- Exercise
Render the following material again verbatim, leaving nothing out.

Figure record listings:
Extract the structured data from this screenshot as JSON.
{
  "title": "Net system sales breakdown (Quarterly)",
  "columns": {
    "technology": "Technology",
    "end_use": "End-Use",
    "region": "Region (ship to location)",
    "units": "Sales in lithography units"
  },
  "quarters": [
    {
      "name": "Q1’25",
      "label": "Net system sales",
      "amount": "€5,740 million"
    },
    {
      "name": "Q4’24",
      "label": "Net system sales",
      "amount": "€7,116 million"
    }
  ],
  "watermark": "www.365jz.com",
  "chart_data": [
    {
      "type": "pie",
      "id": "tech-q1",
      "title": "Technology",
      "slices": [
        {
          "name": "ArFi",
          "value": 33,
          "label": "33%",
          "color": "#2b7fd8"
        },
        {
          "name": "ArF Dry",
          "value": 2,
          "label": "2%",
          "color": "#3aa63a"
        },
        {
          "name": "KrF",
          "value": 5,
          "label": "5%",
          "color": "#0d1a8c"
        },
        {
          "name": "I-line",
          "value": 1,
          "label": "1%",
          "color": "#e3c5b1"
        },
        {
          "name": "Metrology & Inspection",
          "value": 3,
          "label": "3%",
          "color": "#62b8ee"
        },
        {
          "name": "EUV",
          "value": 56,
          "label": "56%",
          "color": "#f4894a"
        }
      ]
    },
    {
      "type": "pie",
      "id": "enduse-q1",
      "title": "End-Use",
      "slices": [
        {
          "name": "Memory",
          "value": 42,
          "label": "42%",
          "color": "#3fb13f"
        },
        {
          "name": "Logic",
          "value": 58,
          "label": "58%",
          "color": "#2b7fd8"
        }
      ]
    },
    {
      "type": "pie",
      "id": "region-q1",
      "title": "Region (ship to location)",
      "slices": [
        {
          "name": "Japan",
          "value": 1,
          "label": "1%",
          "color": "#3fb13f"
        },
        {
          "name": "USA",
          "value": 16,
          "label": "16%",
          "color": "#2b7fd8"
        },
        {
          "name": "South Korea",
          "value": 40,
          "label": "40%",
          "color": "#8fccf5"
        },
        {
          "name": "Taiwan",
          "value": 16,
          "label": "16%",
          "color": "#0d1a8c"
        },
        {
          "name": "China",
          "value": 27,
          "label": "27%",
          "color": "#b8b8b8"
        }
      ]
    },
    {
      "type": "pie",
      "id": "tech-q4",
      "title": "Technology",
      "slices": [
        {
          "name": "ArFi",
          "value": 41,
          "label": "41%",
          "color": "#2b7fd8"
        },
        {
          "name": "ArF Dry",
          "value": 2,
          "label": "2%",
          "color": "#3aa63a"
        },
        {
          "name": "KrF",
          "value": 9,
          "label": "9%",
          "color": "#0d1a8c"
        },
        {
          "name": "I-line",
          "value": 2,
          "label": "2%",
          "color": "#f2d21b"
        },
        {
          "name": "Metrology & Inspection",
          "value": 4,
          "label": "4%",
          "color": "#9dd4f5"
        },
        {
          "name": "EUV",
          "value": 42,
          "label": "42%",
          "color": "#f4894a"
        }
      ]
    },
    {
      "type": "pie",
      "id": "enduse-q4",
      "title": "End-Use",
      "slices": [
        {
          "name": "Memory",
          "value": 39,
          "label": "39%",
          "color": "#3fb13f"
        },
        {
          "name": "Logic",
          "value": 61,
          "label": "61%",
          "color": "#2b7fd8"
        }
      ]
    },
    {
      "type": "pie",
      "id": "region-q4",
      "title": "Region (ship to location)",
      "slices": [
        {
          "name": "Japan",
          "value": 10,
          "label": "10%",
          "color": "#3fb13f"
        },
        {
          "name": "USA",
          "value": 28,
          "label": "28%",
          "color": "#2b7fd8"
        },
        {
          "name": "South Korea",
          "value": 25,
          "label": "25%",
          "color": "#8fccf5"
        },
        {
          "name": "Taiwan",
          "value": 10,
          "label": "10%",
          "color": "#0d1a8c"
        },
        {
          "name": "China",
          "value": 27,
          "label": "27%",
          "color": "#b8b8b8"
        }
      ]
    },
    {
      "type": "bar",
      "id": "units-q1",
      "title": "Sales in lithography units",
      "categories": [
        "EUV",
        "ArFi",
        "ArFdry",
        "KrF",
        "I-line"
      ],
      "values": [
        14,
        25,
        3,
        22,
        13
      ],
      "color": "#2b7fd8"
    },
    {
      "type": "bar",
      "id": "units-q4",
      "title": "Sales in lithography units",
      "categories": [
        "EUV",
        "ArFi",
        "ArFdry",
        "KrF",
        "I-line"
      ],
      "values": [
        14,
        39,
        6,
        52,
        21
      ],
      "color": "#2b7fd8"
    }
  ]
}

- Finished exercise
Extract the structured data from this screenshot as JSON.
{
  "title": "Net system sales breakdown (Quarterly)",
  "columns": {
    "technology": "Technology",
    "end_use": "End-Use",
    "region": "Region (ship to location)",
    "units": "Sales in lithography units"
  },
  "quarters": [
    {
      "name": "Q1’25",
      "label": "Net system sales",
      "amount": "€5,740 million"
    },
    {
      "name": "Q4’24",
      "label": "Net system sales",
      "amount": "€7,116 million"
    }
  ],
  "watermark": "www.365jz.com",
  "chart_data": [
    {
      "type": "pie",
      "id": "tech-q1",
      "title": "Technology",
      "slices": [
        {
          "name": "ArFi",
          "value": 33,
          "label": "33%",
          "color": "#2b7fd8"
        },
        {
          "name": "ArF Dry",
          "value": 2,
          "label": "2%",
          "color": "#3aa63a"
        },
        {
          "name": "KrF",
          "value": 5,
          "label": "5%",
          "color": "#0d1a8c"
        },
        {
          "name": "I-line",
          "value": 1,
          "label": "1%",
          "color": "#e3c5b1"
        },
        {
          "name": "Metrology & Inspection",
          "value": 3,
          "label": "3%",
          "color": "#62b8ee"
        },
        {
          "name": "EUV",
          "value": 56,
          "label": "56%",
          "color": "#f4894a"
        }
      ]
    },
    {
      "type": "pie",
      "id": "enduse-q1",
      "title": "End-Use",
      "slices": [
        {
          "name": "Memory",
          "value": 42,
          "label": "42%",
          "color": "#3fb13f"
        },
        {
          "name": "Logic",
          "value": 58,
          "label": "58%",
          "color": "#2b7fd8"
        }
      ]
    },
    {
      "type": "pie",
      "id": "region-q1",
      "title": "Region (ship to location)",
      "slices": [
        {
          "name": "Japan",
          "value": 1,
          "label": "1%",
          "color": "#3fb13f"
        },
        {
          "name": "USA",
          "value": 16,
          "label": "16%",
          "color": "#2b7fd8"
        },
        {
          "name": "South Korea",
          "value": 40,
          "label": "40%",
          "color": "#8fccf5"
        },
        {
          "name": "Taiwan",
          "value": 16,
          "label": "16%",
          "color": "#0d1a8c"
        },
        {
          "name": "China",
          "value": 27,
          "label": "27%",
          "color": "#b8b8b8"
        }
      ]
    },
    {
      "type": "pie",
      "id": "tech-q4",
      "title": "Technology",
      "slices": [
        {
          "name": "ArFi",
          "value": 41,
          "label": "41%",
          "color": "#2b7fd8"
        },
        {
          "name": "ArF Dry",
          "value": 2,
          "label": "2%",
          "color": "#3aa63a"
        },
        {
          "name": "KrF",
          "value": 9,
          "label": "9%",
          "color": "#0d1a8c"
        },
        {
          "name": "I-line",
          "value": 2,
          "label": "2%",
          "color": "#f2d21b"
        },
        {
          "name": "Metrology & Inspection",
          "value": 4,
          "label": "4%",
          "color": "#9dd4f5"
        },
        {
          "name": "EUV",
          "value": 42,
          "label": "42%",
          "color": "#f4894a"
        }
      ]
    },
    {
      "type": "pie",
      "id": "enduse-q4",
      "title": "End-Use",
      "slices": [
        {
          "name": "Memory",
          "value": 39,
          "label": "39%",
          "color": "#3fb13f"
        },
        {
          "name": "Logic",
          "value": 61,
          "label": "61%",
          "color": "#2b7fd8"
        }
      ]
    },
    {
      "type": "pie",
      "id": "region-q4",
      "title": "Region (ship to location)",
      "slices": [
        {
          "name": "Japan",
          "value": 10,
          "label": "10%",
          "color": "#3fb13f"
        },
        {
          "name": "USA",
          "value": 28,
          "label": "28%",
          "color": "#2b7fd8"
        },
        {
          "name": "South Korea",
          "value": 25,
          "label": "25%",
          "color": "#8fccf5"
        },
        {
          "name": "Taiwan",
          "value": 10,
          "label": "10%",
          "color": "#0d1a8c"
        },
        {
          "name": "China",
          "value": 27,
          "label": "27%",
          "color": "#b8b8b8"
        }
      ]
    },
    {
      "type": "bar",
      "id": "units-q1",
      "title": "Sales in lithography units",
      "categories": [
        "EUV",
        "ArFi",
        "ArFdry",
        "KrF",
        "I-line"
      ],
      "values": [
        14,
        25,
        3,
        22,
        13
      ],
      "color": "#2b7fd8"
    },
    {
      "type": "bar",
      "id": "units-q4",
      "title": "Sales in lithography units",
      "categories": [
        "EUV",
        "ArFi",
        "ArFdry",
        "KrF",
        "I-line"
      ],
      "values": [
        14,
        39,
        6,
        52,
        21
      ],
      "color": "#2b7fd8"
    }
  ]
}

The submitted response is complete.